## STATED PROBLEM
Quote every line below exactly as it reads.

-- START MATERIAL SHOWN --

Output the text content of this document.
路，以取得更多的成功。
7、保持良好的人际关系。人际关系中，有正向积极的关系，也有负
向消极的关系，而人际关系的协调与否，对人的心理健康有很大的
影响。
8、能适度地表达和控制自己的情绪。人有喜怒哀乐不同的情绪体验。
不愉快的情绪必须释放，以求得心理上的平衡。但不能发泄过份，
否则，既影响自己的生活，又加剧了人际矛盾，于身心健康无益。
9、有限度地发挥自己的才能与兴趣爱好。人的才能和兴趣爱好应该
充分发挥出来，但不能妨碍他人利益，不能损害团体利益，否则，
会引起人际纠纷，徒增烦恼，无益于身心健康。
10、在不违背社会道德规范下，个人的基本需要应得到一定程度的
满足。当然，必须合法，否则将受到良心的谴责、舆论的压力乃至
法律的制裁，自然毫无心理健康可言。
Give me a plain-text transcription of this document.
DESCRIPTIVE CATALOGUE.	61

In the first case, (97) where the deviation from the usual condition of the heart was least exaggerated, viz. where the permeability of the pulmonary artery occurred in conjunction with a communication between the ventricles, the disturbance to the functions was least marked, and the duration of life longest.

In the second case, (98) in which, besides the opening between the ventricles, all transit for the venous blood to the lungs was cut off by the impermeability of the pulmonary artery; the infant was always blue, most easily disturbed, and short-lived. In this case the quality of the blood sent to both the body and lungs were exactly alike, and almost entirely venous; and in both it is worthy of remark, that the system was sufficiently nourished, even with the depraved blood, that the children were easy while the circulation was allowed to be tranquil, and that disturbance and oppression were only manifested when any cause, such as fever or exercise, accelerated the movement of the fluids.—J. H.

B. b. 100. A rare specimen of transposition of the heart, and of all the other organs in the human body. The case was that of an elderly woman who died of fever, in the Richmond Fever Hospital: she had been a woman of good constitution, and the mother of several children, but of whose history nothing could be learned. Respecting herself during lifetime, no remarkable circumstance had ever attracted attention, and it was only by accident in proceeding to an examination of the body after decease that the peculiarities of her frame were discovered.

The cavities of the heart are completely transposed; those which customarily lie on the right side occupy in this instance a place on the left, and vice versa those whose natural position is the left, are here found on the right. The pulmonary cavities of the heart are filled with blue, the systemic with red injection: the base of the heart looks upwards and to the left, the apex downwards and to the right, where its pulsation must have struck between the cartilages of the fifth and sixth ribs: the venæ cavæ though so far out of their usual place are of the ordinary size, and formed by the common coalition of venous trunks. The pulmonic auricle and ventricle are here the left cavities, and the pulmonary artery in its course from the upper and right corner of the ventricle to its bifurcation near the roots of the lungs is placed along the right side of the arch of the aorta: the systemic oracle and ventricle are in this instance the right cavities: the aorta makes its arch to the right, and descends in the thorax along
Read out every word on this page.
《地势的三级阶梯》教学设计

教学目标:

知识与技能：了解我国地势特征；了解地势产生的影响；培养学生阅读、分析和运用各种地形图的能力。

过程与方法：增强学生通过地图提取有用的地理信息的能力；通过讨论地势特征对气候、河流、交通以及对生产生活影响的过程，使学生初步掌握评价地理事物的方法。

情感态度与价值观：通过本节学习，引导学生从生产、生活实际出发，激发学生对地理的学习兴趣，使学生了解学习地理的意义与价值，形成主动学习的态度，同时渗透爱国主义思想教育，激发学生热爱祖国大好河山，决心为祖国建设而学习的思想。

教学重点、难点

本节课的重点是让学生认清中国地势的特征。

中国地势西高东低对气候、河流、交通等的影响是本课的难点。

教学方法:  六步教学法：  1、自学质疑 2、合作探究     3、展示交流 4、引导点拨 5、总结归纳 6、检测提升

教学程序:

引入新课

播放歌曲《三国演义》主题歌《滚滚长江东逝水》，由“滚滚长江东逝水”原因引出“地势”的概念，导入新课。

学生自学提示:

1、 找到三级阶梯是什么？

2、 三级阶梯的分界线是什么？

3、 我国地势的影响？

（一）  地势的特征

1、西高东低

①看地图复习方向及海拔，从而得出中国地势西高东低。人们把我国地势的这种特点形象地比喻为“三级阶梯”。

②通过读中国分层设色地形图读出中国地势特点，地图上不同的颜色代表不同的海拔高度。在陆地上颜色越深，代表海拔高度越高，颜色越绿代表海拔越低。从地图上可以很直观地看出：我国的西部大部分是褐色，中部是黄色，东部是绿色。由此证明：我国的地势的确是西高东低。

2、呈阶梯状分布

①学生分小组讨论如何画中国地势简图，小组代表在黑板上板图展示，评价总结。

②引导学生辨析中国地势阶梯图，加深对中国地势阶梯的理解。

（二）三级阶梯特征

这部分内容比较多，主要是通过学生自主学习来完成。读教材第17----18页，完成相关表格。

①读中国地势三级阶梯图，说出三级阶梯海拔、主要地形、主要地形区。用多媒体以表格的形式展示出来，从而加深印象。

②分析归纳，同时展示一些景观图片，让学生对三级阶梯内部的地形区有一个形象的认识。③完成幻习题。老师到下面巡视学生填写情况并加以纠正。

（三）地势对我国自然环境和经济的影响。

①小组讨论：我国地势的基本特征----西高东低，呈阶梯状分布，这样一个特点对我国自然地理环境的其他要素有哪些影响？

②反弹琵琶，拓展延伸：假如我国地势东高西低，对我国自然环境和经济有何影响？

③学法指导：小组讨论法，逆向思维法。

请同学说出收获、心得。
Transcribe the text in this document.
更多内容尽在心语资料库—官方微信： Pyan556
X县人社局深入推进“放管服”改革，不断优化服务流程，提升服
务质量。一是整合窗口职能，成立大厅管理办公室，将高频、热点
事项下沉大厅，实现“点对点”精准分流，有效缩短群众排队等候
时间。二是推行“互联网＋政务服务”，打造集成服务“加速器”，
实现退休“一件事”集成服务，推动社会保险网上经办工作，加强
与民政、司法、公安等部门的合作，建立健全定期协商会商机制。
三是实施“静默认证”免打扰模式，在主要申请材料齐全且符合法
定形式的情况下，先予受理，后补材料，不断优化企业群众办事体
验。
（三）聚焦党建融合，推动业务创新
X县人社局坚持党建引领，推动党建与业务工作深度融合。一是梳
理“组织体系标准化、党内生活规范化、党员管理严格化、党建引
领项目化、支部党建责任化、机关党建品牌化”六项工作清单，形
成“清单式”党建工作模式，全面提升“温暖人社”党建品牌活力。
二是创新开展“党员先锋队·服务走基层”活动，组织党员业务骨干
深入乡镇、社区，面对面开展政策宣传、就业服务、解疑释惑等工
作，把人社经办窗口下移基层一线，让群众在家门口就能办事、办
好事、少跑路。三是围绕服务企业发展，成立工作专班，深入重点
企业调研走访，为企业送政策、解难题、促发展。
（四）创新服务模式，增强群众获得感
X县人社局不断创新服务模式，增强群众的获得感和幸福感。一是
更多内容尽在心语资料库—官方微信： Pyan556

-- END MATERIAL SHOWN --

## PROBLEM SOLUTION
Output the text content of this document.
路，以取得更多的成功。
7、保持良好的人际关系。人际关系中，有正向积极的关系，也有负
向消极的关系，而人际关系的协调与否，对人的心理健康有很大的
影响。
8、能适度地表达和控制自己的情绪。人有喜怒哀乐不同的情绪体验。
不愉快的情绪必须释放，以求得心理上的平衡。但不能发泄过份，
否则，既影响自己的生活，又加剧了人际矛盾，于身心健康无益。
9、有限度地发挥自己的才能与兴趣爱好。人的才能和兴趣爱好应该
充分发挥出来，但不能妨碍他人利益，不能损害团体利益，否则，
会引起人际纠纷，徒增烦恼，无益于身心健康。
10、在不违背社会道德规范下，个人的基本需要应得到一定程度的
满足。当然，必须合法，否则将受到良心的谴责、舆论的压力乃至
法律的制裁，自然毫无心理健康可言。
Give me a plain-text transcription of this document.
DESCRIPTIVE CATALOGUE.	61

In the first case, (97) where the deviation from the usual condition of the heart was least exaggerated, viz. where the permeability of the pulmonary artery occurred in conjunction with a communication between the ventricles, the disturbance to the functions was least marked, and the duration of life longest.

In the second case, (98) in which, besides the opening between the ventricles, all transit for the venous blood to the lungs was cut off by the impermeability of the pulmonary artery; the infant was always blue, most easily disturbed, and short-lived. In this case the quality of the blood sent to both the body and lungs were exactly alike, and almost entirely venous; and in both it is worthy of remark, that the system was sufficiently nourished, even with the depraved blood, that the children were easy while the circulation was allowed to be tranquil, and that disturbance and oppression were only manifested when any cause, such as fever or exercise, accelerated the movement of the fluids.—J. H.

B. b. 100. A rare specimen of transposition of the heart, and of all the other organs in the human body. The case was that of an elderly woman who died of fever, in the Richmond Fever Hospital: she had been a woman of good constitution, and the mother of several children, but of whose history nothing could be learned. Respecting herself during lifetime, no remarkable circumstance had ever attracted attention, and it was only by accident in proceeding to an examination of the body after decease that the peculiarities of her frame were discovered.

The cavities of the heart are completely transposed; those which customarily lie on the right side occupy in this instance a place on the left, and vice versa those whose natural position is the left, are here found on the right. The pulmonary cavities of the heart are filled with blue, the systemic with red injection: the base of the heart looks upwards and to the left, the apex downwards and to the right, where its pulsation must have struck between the cartilages of the fifth and sixth ribs: the venæ cavæ though so far out of their usual place are of the ordinary size, and formed by the common coalition of venous trunks. The pulmonic auricle and ventricle are here the left cavities, and the pulmonary artery in its course from the upper and right corner of the ventricle to its bifurcation near the roots of the lungs is placed along the right side of the arch of the aorta: the systemic oracle and ventricle are in this instance the right cavities: the aorta makes its arch to the right, and descends in the thorax along
Read out every word on this page.
《地势的三级阶梯》教学设计

教学目标:

知识与技能：了解我国地势特征；了解地势产生的影响；培养学生阅读、分析和运用各种地形图的能力。

过程与方法：增强学生通过地图提取有用的地理信息的能力；通过讨论地势特征对气候、河流、交通以及对生产生活影响的过程，使学生初步掌握评价地理事物的方法。

情感态度与价值观：通过本节学习，引导学生从生产、生活实际出发，激发学生对地理的学习兴趣，使学生了解学习地理的意义与价值，形成主动学习的态度，同时渗透爱国主义思想教育，激发学生热爱祖国大好河山，决心为祖国建设而学习的思想。

教学重点、难点

本节课的重点是让学生认清中国地势的特征。

中国地势西高东低对气候、河流、交通等的影响是本课的难点。

教学方法:  六步教学法：  1、自学质疑 2、合作探究     3、展示交流 4、引导点拨 5、总结归纳 6、检测提升

教学程序:

引入新课

播放歌曲《三国演义》主题歌《滚滚长江东逝水》，由“滚滚长江东逝水”原因引出“地势”的概念，导入新课。

学生自学提示:

1、 找到三级阶梯是什么？

2、 三级阶梯的分界线是什么？

3、 我国地势的影响？

（一）  地势的特征

1、西高东低

①看地图复习方向及海拔，从而得出中国地势西高东低。人们把我国地势的这种特点形象地比喻为“三级阶梯”。

②通过读中国分层设色地形图读出中国地势特点，地图上不同的颜色代表不同的海拔高度。在陆地上颜色越深，代表海拔高度越高，颜色越绿代表海拔越低。从地图上可以很直观地看出：我国的西部大部分是褐色，中部是黄色，东部是绿色。由此证明：我国的地势的确是西高东低。

2、呈阶梯状分布

①学生分小组讨论如何画中国地势简图，小组代表在黑板上板图展示，评价总结。

②引导学生辨析中国地势阶梯图，加深对中国地势阶梯的理解。

（二）三级阶梯特征

这部分内容比较多，主要是通过学生自主学习来完成。读教材第17----18页，完成相关表格。

①读中国地势三级阶梯图，说出三级阶梯海拔、主要地形、主要地形区。用多媒体以表格的形式展示出来，从而加深印象。

②分析归纳，同时展示一些景观图片，让学生对三级阶梯内部的地形区有一个形象的认识。③完成幻习题。老师到下面巡视学生填写情况并加以纠正。

（三）地势对我国自然环境和经济的影响。

①小组讨论：我国地势的基本特征----西高东低，呈阶梯状分布，这样一个特点对我国自然地理环境的其他要素有哪些影响？

②反弹琵琶，拓展延伸：假如我国地势东高西低，对我国自然环境和经济有何影响？

③学法指导：小组讨论法，逆向思维法。

请同学说出收获、心得。
Transcribe the text in this document.
更多内容尽在心语资料库—官方微信： Pyan556
X县人社局深入推进“放管服”改革，不断优化服务流程，提升服
务质量。一是整合窗口职能，成立大厅管理办公室，将高频、热点
事项下沉大厅，实现“点对点”精准分流，有效缩短群众排队等候
时间。二是推行“互联网＋政务服务”，打造集成服务“加速器”，
实现退休“一件事”集成服务，推动社会保险网上经办工作，加强
与民政、司法、公安等部门的合作，建立健全定期协商会商机制。
三是实施“静默认证”免打扰模式，在主要申请材料齐全且符合法
定形式的情况下，先予受理，后补材料，不断优化企业群众办事体
验。
（三）聚焦党建融合，推动业务创新
X县人社局坚持党建引领，推动党建与业务工作深度融合。一是梳
理“组织体系标准化、党内生活规范化、党员管理严格化、党建引
领项目化、支部党建责任化、机关党建品牌化”六项工作清单，形
成“清单式”党建工作模式，全面提升“温暖人社”党建品牌活力。
二是创新开展“党员先锋队·服务走基层”活动，组织党员业务骨干
深入乡镇、社区，面对面开展政策宣传、就业服务、解疑释惑等工
作，把人社经办窗口下移基层一线，让群众在家门口就能办事、办
好事、少跑路。三是围绕服务企业发展，成立工作专班，深入重点
企业调研走访，为企业送政策、解难题、促发展。
（四）创新服务模式，增强群众获得感
X县人社局不断创新服务模式，增强群众的获得感和幸福感。一是
更多内容尽在心语资料库—官方微信： Pyan556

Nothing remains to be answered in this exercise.